Drop every picture, then transcribe the remaining data exactly.

[Records from a data collection]
>>>

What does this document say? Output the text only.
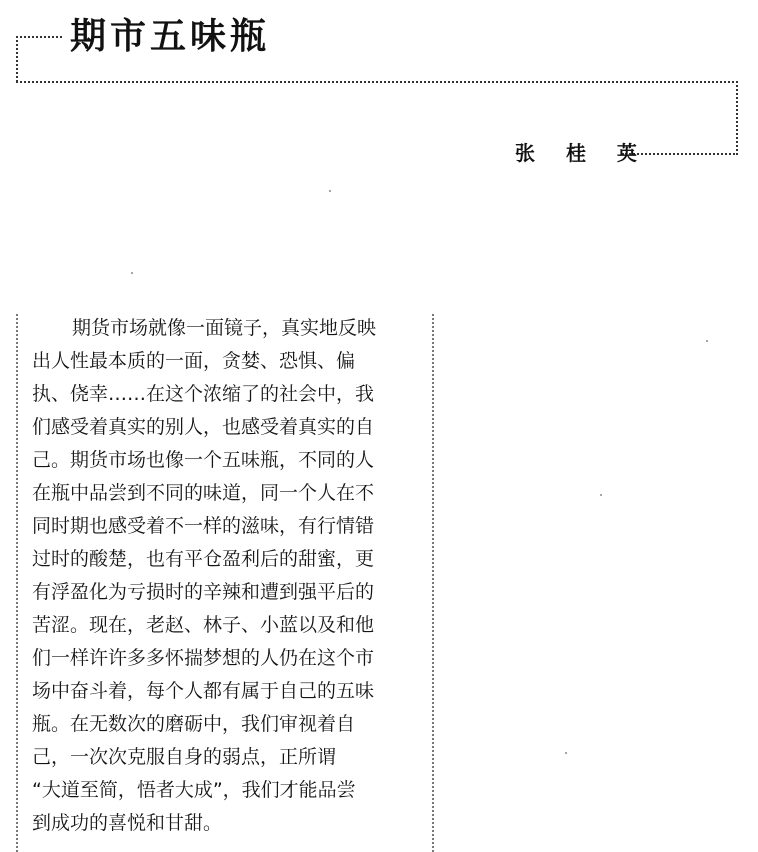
期市五味瓶
张 桂 英
期货市场就像一面镜子，真实地反映
出人性最本质的一面，贪婪、恐惧、偏
执、侥幸……在这个浓缩了的社会中，我
们感受着真实的别人，也感受着真实的自
己。期货市场也像一个五味瓶，不同的人
在瓶中品尝到不同的味道，同一个人在不
同时期也感受着不一样的滋味，有行情错
过时的酸楚，也有平仓盈利后的甜蜜，更
有浮盈化为亏损时的辛辣和遭到强平后的
苦涩。现在，老赵、林子、小蓝以及和他
们一样许许多多怀揣梦想的人仍在这个市
场中奋斗着，每个人都有属于自己的五味
瓶。在无数次的磨砺中，我们审视着自
己，一次次克服自身的弱点，正所谓
“大道至简，悟者大成”，我们才能品尝
到成功的喜悦和甘甜。
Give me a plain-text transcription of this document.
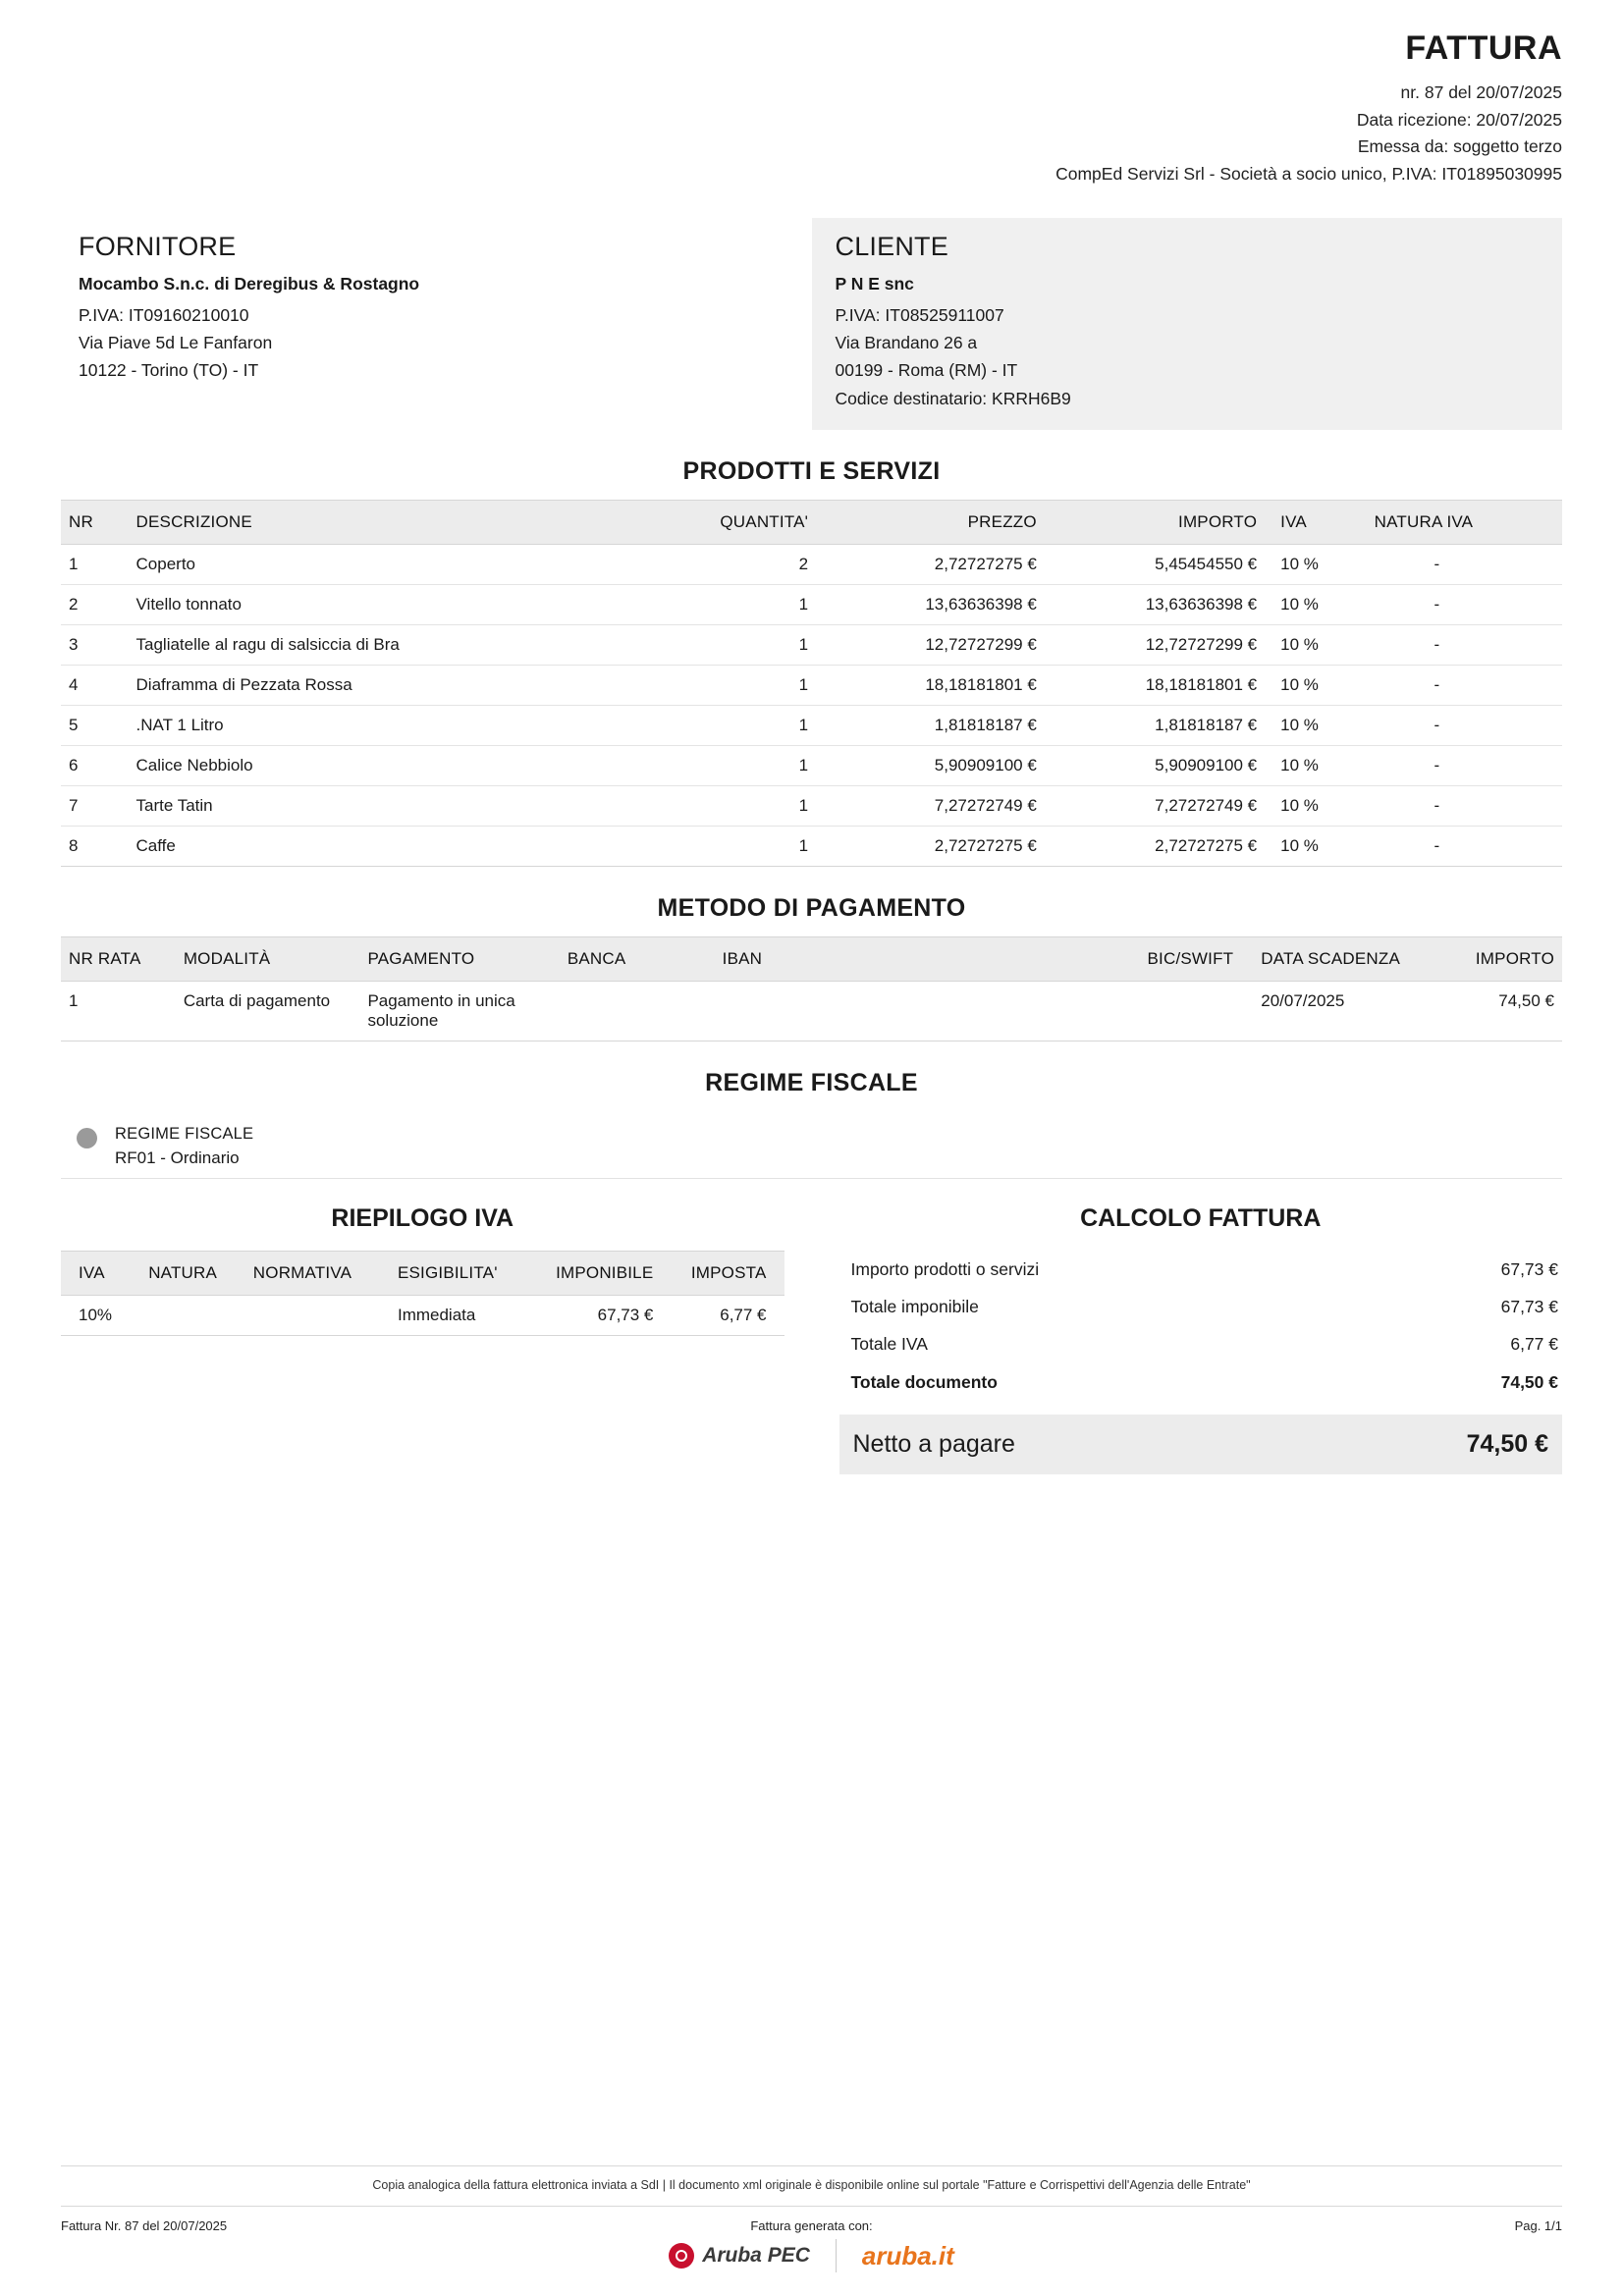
FATTURA
nr. 87 del 20/07/2025
Data ricezione: 20/07/2025
Emessa da: soggetto terzo
CompEd Servizi Srl - Società a socio unico, P.IVA: IT01895030995
FORNITORE
Mocambo S.n.c. di Deregibus & Rostagno
P.IVA: IT09160210010
Via Piave 5d Le Fanfaron
10122 - Torino (TO) - IT
CLIENTE
P N E snc
P.IVA: IT08525911007
Via Brandano 26 a
00199 - Roma (RM) - IT
Codice destinatario: KRRH6B9
PRODOTTI E SERVIZI
NR	DESCRIZIONE	QUANTITA'	PREZZO	IMPORTO	IVA	NATURA IVA
1	Coperto	2	2,72727275 €	5,45454550 €	10 %	-
2	Vitello tonnato	1	13,63636398 €	13,63636398 €	10 %	-
3	Tagliatelle al ragu di salsiccia di Bra	1	12,72727299 €	12,72727299 €	10 %	-
4	Diaframma di Pezzata Rossa	1	18,18181801 €	18,18181801 €	10 %	-
5	.NAT 1 Litro	1	1,81818187 €	1,81818187 €	10 %	-
6	Calice Nebbiolo	1	5,90909100 €	5,90909100 €	10 %	-
7	Tarte Tatin	1	7,27272749 €	7,27272749 €	10 %	-
8	Caffe	1	2,72727275 €	2,72727275 €	10 %	-
METODO DI PAGAMENTO
NR RATA	MODALITÀ	PAGAMENTO	BANCA	IBAN	BIC/SWIFT	DATA SCADENZA	IMPORTO
1	Carta di pagamento	Pagamento in unica soluzione				20/07/2025	74,50 €
REGIME FISCALE
REGIME FISCALE
RF01 - Ordinario
RIEPILOGO IVA
IVA	NATURA	NORMATIVA	ESIGIBILITA'	IMPONIBILE	IMPOSTA
10%			Immediata	67,73 €	6,77 €
CALCOLO FATTURA
Importo prodotti o servizi	67,73 €
Totale imponibile	67,73 €
Totale IVA	6,77 €
Totale documento	74,50 €
Netto a pagare	74,50 €
Copia analogica della fattura elettronica inviata a SdI | Il documento xml originale è disponibile online sul portale "Fatture e Corrispettivi dell'Agenzia delle Entrate"
Fattura Nr. 87 del 20/07/2025	Fattura generata con:	Pag. 1/1
Aruba PEC aruba.it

<<<

Task solution →
What does this document say? Output the text only.
期市五味瓶
张 桂 英
期货市场就像一面镜子，真实地反映
出人性最本质的一面，贪婪、恐惧、偏
执、侥幸……在这个浓缩了的社会中，我
们感受着真实的别人，也感受着真实的自
己。期货市场也像一个五味瓶，不同的人
在瓶中品尝到不同的味道，同一个人在不
同时期也感受着不一样的滋味，有行情错
过时的酸楚，也有平仓盈利后的甜蜜，更
有浮盈化为亏损时的辛辣和遭到强平后的
苦涩。现在，老赵、林子、小蓝以及和他
们一样许许多多怀揣梦想的人仍在这个市
场中奋斗着，每个人都有属于自己的五味
瓶。在无数次的磨砺中，我们审视着自
己，一次次克服自身的弱点，正所谓
“大道至简，悟者大成”，我们才能品尝
到成功的喜悦和甘甜。
Give me a plain-text transcription of this document.
FATTURA
nr. 87 del 20/07/2025
Data ricezione: 20/07/2025
Emessa da: soggetto terzo
CompEd Servizi Srl - Società a socio unico, P.IVA: IT01895030995
FORNITORE
Mocambo S.n.c. di Deregibus & Rostagno
P.IVA: IT09160210010
Via Piave 5d Le Fanfaron
10122 - Torino (TO) - IT
CLIENTE
P N E snc
P.IVA: IT08525911007
Via Brandano 26 a
00199 - Roma (RM) - IT
Codice destinatario: KRRH6B9
PRODOTTI E SERVIZI
NR	DESCRIZIONE	QUANTITA'	PREZZO	IMPORTO	IVA	NATURA IVA
1	Coperto	2	2,72727275 €	5,45454550 €	10 %	-
2	Vitello tonnato	1	13,63636398 €	13,63636398 €	10 %	-
3	Tagliatelle al ragu di salsiccia di Bra	1	12,72727299 €	12,72727299 €	10 %	-
4	Diaframma di Pezzata Rossa	1	18,18181801 €	18,18181801 €	10 %	-
5	.NAT 1 Litro	1	1,81818187 €	1,81818187 €	10 %	-
6	Calice Nebbiolo	1	5,90909100 €	5,90909100 €	10 %	-
7	Tarte Tatin	1	7,27272749 €	7,27272749 €	10 %	-
8	Caffe	1	2,72727275 €	2,72727275 €	10 %	-
METODO DI PAGAMENTO
NR RATA	MODALITÀ	PAGAMENTO	BANCA	IBAN	BIC/SWIFT	DATA SCADENZA	IMPORTO
1	Carta di pagamento	Pagamento in unica soluzione				20/07/2025	74,50 €
REGIME FISCALE
REGIME FISCALE
RF01 - Ordinario
RIEPILOGO IVA
IVA	NATURA	NORMATIVA	ESIGIBILITA'	IMPONIBILE	IMPOSTA
10%			Immediata	67,73 €	6,77 €
CALCOLO FATTURA
Importo prodotti o servizi	67,73 €
Totale imponibile	67,73 €
Totale IVA	6,77 €
Totale documento	74,50 €
Netto a pagare	74,50 €
Copia analogica della fattura elettronica inviata a SdI | Il documento xml originale è disponibile online sul portale "Fatture e Corrispettivi dell'Agenzia delle Entrate"
Fattura Nr. 87 del 20/07/2025	Fattura generata con:	Pag. 1/1
Aruba PEC aruba.it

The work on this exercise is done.